* EXERCISE OBJECTIVE *
Work out how many lines of the records contain "Upstairs". Answer with the number and nothing else.
-- start SUPPLIED MATERIAL --
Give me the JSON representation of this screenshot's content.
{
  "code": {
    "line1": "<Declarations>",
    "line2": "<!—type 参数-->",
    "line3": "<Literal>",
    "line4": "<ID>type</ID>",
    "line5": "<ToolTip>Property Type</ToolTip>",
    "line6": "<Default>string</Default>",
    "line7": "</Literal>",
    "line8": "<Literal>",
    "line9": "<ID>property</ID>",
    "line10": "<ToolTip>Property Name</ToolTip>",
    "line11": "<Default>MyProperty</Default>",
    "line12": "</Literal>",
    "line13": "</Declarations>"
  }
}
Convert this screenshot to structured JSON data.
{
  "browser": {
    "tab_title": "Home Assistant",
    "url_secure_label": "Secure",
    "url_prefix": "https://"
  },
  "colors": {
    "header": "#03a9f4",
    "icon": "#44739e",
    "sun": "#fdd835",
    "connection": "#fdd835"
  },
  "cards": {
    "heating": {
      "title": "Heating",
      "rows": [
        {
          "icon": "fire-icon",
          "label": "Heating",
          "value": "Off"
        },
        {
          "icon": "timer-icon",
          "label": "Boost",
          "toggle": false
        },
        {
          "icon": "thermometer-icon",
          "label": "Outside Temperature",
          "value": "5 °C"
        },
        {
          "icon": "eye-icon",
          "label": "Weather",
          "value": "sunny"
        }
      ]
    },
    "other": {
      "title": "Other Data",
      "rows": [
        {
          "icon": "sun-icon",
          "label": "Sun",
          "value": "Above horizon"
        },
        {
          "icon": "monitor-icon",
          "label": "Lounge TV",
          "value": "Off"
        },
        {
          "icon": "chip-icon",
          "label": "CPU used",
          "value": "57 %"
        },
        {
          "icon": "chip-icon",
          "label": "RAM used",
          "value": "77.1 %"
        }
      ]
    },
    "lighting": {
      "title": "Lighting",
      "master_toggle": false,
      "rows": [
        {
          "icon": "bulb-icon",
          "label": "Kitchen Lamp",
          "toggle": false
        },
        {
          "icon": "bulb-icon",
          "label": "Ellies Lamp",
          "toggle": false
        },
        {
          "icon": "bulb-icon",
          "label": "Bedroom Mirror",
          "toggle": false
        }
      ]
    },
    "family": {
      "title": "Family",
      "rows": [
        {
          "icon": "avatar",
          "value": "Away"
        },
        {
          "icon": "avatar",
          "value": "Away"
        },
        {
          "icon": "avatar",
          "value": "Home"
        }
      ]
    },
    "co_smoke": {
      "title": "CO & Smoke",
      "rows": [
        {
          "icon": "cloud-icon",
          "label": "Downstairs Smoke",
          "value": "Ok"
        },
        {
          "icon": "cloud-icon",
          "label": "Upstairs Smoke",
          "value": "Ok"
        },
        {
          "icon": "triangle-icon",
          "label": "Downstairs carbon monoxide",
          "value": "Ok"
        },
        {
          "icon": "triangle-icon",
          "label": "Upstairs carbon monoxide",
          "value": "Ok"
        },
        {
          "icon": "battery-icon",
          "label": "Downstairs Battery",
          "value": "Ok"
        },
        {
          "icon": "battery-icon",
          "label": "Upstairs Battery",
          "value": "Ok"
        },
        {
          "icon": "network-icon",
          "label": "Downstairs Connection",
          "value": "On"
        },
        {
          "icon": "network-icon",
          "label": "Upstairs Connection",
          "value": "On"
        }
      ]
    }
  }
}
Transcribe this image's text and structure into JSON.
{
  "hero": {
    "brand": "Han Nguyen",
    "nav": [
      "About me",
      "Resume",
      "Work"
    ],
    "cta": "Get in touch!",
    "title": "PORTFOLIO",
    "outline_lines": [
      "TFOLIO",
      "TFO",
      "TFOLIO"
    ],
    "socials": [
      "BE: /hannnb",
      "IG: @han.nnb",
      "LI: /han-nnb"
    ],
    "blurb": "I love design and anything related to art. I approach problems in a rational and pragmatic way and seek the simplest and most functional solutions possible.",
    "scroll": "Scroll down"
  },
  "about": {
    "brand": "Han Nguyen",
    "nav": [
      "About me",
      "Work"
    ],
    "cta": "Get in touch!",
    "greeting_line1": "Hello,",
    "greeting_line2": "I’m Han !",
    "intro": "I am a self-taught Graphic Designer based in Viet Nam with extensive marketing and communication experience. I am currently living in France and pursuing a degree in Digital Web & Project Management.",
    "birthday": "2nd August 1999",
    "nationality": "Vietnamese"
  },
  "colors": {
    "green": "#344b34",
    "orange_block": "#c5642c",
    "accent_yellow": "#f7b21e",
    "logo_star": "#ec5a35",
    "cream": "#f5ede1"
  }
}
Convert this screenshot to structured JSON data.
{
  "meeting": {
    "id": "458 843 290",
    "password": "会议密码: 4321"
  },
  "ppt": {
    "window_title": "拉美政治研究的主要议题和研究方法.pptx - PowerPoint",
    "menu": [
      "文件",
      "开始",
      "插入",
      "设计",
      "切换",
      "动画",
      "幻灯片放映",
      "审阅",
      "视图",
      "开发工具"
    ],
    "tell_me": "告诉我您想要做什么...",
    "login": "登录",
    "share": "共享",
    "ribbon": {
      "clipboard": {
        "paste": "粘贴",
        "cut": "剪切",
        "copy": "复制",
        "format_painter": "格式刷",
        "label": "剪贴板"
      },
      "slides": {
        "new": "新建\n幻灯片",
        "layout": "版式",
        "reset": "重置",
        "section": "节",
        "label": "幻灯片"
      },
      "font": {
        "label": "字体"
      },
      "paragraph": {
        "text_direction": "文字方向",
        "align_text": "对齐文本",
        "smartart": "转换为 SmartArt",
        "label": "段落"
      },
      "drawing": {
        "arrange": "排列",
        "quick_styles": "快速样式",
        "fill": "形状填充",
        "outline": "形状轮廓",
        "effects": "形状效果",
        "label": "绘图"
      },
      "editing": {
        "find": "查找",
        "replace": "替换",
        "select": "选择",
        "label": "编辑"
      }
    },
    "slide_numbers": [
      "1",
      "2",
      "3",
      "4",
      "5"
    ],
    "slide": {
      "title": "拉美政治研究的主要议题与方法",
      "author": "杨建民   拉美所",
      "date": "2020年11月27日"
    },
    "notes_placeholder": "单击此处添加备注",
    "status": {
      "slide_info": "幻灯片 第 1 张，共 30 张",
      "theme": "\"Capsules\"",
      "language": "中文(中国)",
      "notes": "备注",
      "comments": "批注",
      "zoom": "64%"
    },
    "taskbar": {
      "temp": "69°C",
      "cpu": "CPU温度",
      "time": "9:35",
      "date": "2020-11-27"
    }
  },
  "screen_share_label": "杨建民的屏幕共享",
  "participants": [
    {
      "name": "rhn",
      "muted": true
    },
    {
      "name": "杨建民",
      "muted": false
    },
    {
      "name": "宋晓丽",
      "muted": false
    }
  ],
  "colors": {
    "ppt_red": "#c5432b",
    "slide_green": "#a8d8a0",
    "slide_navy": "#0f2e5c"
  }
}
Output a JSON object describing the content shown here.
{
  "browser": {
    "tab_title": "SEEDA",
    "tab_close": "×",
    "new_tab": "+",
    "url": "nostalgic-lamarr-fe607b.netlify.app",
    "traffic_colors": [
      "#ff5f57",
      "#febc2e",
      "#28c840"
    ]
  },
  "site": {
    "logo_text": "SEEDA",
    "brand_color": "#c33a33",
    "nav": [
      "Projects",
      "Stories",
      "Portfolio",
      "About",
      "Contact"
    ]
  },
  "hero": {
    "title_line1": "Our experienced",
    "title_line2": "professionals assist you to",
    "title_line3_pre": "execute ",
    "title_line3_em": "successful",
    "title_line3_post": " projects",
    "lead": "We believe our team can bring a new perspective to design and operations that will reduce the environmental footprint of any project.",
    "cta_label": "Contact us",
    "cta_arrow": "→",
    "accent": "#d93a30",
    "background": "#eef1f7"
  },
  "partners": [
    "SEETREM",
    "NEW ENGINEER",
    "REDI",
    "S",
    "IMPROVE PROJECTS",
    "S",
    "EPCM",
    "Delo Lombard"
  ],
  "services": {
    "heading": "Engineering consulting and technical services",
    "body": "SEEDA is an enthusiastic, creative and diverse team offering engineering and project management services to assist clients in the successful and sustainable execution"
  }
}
-- end SUPPLIED MATERIAL --
* FULL OUTPUT *
4